+++ Supplied records +++

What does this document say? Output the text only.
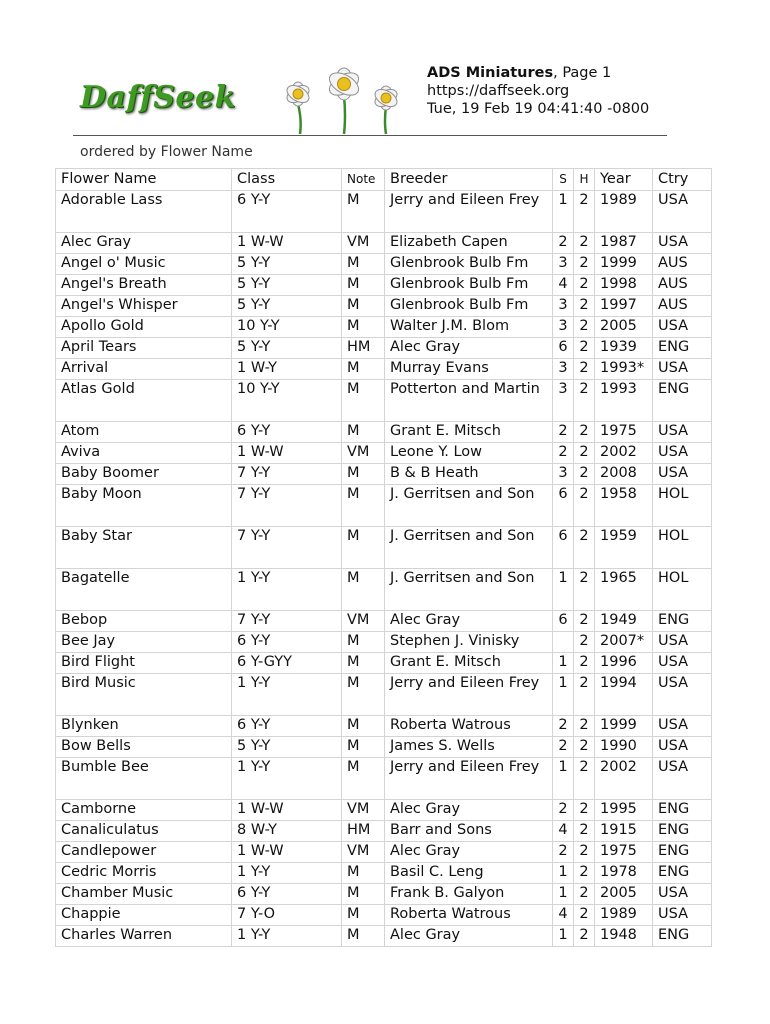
DaffSeek
ADS Miniatures, Page 1
https://daffseek.org
Tue, 19 Feb 19 04:41:40 -0800
ordered by Flower Name
Flower Name	Class	Note	Breeder	S	H	Year	Ctry
Adorable Lass	6 Y-Y	M	Jerry and Eileen Frey	1	2	1989	USA
Alec Gray	1 W-W	VM	Elizabeth Capen	2	2	1987	USA
Angel o' Music	5 Y-Y	M	Glenbrook Bulb Fm	3	2	1999	AUS
Angel's Breath	5 Y-Y	M	Glenbrook Bulb Fm	4	2	1998	AUS
Angel's Whisper	5 Y-Y	M	Glenbrook Bulb Fm	3	2	1997	AUS
Apollo Gold	10 Y-Y	M	Walter J.M. Blom	3	2	2005	USA
April Tears	5 Y-Y	HM	Alec Gray	6	2	1939	ENG
Arrival	1 W-Y	M	Murray Evans	3	2	1993*	USA
Atlas Gold	10 Y-Y	M	Potterton and Martin	3	2	1993	ENG
Atom	6 Y-Y	M	Grant E. Mitsch	2	2	1975	USA
Aviva	1 W-W	VM	Leone Y. Low	2	2	2002	USA
Baby Boomer	7 Y-Y	M	B & B Heath	3	2	2008	USA
Baby Moon	7 Y-Y	M	J. Gerritsen and Son	6	2	1958	HOL
Baby Star	7 Y-Y	M	J. Gerritsen and Son	6	2	1959	HOL
Bagatelle	1 Y-Y	M	J. Gerritsen and Son	1	2	1965	HOL
Bebop	7 Y-Y	VM	Alec Gray	6	2	1949	ENG
Bee Jay	6 Y-Y	M	Stephen J. Vinisky		2	2007*	USA
Bird Flight	6 Y-GYY	M	Grant E. Mitsch	1	2	1996	USA
Bird Music	1 Y-Y	M	Jerry and Eileen Frey	1	2	1994	USA
Blynken	6 Y-Y	M	Roberta Watrous	2	2	1999	USA
Bow Bells	5 Y-Y	M	James S. Wells	2	2	1990	USA
Bumble Bee	1 Y-Y	M	Jerry and Eileen Frey	1	2	2002	USA
Camborne	1 W-W	VM	Alec Gray	2	2	1995	ENG
Canaliculatus	8 W-Y	HM	Barr and Sons	4	2	1915	ENG
Candlepower	1 W-W	VM	Alec Gray	2	2	1975	ENG
Cedric Morris	1 Y-Y	M	Basil C. Leng	1	2	1978	ENG
Chamber Music	6 Y-Y	M	Frank B. Galyon	1	2	2005	USA
Chappie	7 Y-O	M	Roberta Watrous	4	2	1989	USA
Charles Warren	1 Y-Y	M	Alec Gray	1	2	1948	ENG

+++

## Given problem
Print the complete listing exactly, apart from any pictures.

## Result of the exercise
What does this document say? Output the text only.
DaffSeek
ADS Miniatures, Page 1
https://daffseek.org
Tue, 19 Feb 19 04:41:40 -0800
ordered by Flower Name
Flower Name	Class	Note	Breeder	S	H	Year	Ctry
Adorable Lass	6 Y-Y	M	Jerry and Eileen Frey	1	2	1989	USA
Alec Gray	1 W-W	VM	Elizabeth Capen	2	2	1987	USA
Angel o' Music	5 Y-Y	M	Glenbrook Bulb Fm	3	2	1999	AUS
Angel's Breath	5 Y-Y	M	Glenbrook Bulb Fm	4	2	1998	AUS
Angel's Whisper	5 Y-Y	M	Glenbrook Bulb Fm	3	2	1997	AUS
Apollo Gold	10 Y-Y	M	Walter J.M. Blom	3	2	2005	USA
April Tears	5 Y-Y	HM	Alec Gray	6	2	1939	ENG
Arrival	1 W-Y	M	Murray Evans	3	2	1993*	USA
Atlas Gold	10 Y-Y	M	Potterton and Martin	3	2	1993	ENG
Atom	6 Y-Y	M	Grant E. Mitsch	2	2	1975	USA
Aviva	1 W-W	VM	Leone Y. Low	2	2	2002	USA
Baby Boomer	7 Y-Y	M	B & B Heath	3	2	2008	USA
Baby Moon	7 Y-Y	M	J. Gerritsen and Son	6	2	1958	HOL
Baby Star	7 Y-Y	M	J. Gerritsen and Son	6	2	1959	HOL
Bagatelle	1 Y-Y	M	J. Gerritsen and Son	1	2	1965	HOL
Bebop	7 Y-Y	VM	Alec Gray	6	2	1949	ENG
Bee Jay	6 Y-Y	M	Stephen J. Vinisky		2	2007*	USA
Bird Flight	6 Y-GYY	M	Grant E. Mitsch	1	2	1996	USA
Bird Music	1 Y-Y	M	Jerry and Eileen Frey	1	2	1994	USA
Blynken	6 Y-Y	M	Roberta Watrous	2	2	1999	USA
Bow Bells	5 Y-Y	M	James S. Wells	2	2	1990	USA
Bumble Bee	1 Y-Y	M	Jerry and Eileen Frey	1	2	2002	USA
Camborne	1 W-W	VM	Alec Gray	2	2	1995	ENG
Canaliculatus	8 W-Y	HM	Barr and Sons	4	2	1915	ENG
Candlepower	1 W-W	VM	Alec Gray	2	2	1975	ENG
Cedric Morris	1 Y-Y	M	Basil C. Leng	1	2	1978	ENG
Chamber Music	6 Y-Y	M	Frank B. Galyon	1	2	2005	USA
Chappie	7 Y-O	M	Roberta Watrous	4	2	1989	USA
Charles Warren	1 Y-Y	M	Alec Gray	1	2	1948	ENG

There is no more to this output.